■ DATA ENTRIES

+-------+

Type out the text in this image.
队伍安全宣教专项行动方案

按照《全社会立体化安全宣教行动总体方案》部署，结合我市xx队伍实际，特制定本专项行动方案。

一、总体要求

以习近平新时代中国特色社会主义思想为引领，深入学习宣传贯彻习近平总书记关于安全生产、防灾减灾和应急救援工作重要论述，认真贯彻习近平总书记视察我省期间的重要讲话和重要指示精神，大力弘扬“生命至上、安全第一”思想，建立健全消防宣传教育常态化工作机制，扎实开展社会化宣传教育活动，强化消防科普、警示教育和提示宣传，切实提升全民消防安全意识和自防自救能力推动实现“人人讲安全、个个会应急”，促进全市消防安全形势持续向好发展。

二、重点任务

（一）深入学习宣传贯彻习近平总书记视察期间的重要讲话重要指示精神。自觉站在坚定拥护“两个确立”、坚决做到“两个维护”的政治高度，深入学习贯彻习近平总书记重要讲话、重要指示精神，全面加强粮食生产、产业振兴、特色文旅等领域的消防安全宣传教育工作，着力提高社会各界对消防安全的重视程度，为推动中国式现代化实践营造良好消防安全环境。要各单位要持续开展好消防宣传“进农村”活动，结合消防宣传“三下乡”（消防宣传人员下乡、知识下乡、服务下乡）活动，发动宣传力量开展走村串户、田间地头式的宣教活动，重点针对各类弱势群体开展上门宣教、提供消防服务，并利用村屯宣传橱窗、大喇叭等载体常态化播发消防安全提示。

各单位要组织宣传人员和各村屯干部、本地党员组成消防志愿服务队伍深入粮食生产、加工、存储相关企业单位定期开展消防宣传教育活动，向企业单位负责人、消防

+-------+

Copy out the material above in its entirety. Every detail must match.

Type out the text in this image.
队伍安全宣教专项行动方案

按照《全社会立体化安全宣教行动总体方案》部署，结合我市xx队伍实际，特制定本专项行动方案。

一、总体要求

以习近平新时代中国特色社会主义思想为引领，深入学习宣传贯彻习近平总书记关于安全生产、防灾减灾和应急救援工作重要论述，认真贯彻习近平总书记视察我省期间的重要讲话和重要指示精神，大力弘扬“生命至上、安全第一”思想，建立健全消防宣传教育常态化工作机制，扎实开展社会化宣传教育活动，强化消防科普、警示教育和提示宣传，切实提升全民消防安全意识和自防自救能力推动实现“人人讲安全、个个会应急”，促进全市消防安全形势持续向好发展。

二、重点任务

（一）深入学习宣传贯彻习近平总书记视察期间的重要讲话重要指示精神。自觉站在坚定拥护“两个确立”、坚决做到“两个维护”的政治高度，深入学习贯彻习近平总书记重要讲话、重要指示精神，全面加强粮食生产、产业振兴、特色文旅等领域的消防安全宣传教育工作，着力提高社会各界对消防安全的重视程度，为推动中国式现代化实践营造良好消防安全环境。要各单位要持续开展好消防宣传“进农村”活动，结合消防宣传“三下乡”（消防宣传人员下乡、知识下乡、服务下乡）活动，发动宣传力量开展走村串户、田间地头式的宣教活动，重点针对各类弱势群体开展上门宣教、提供消防服务，并利用村屯宣传橱窗、大喇叭等载体常态化播发消防安全提示。

各单位要组织宣传人员和各村屯干部、本地党员组成消防志愿服务队伍深入粮食生产、加工、存储相关企业单位定期开展消防宣传教育活动，向企业单位负责人、消防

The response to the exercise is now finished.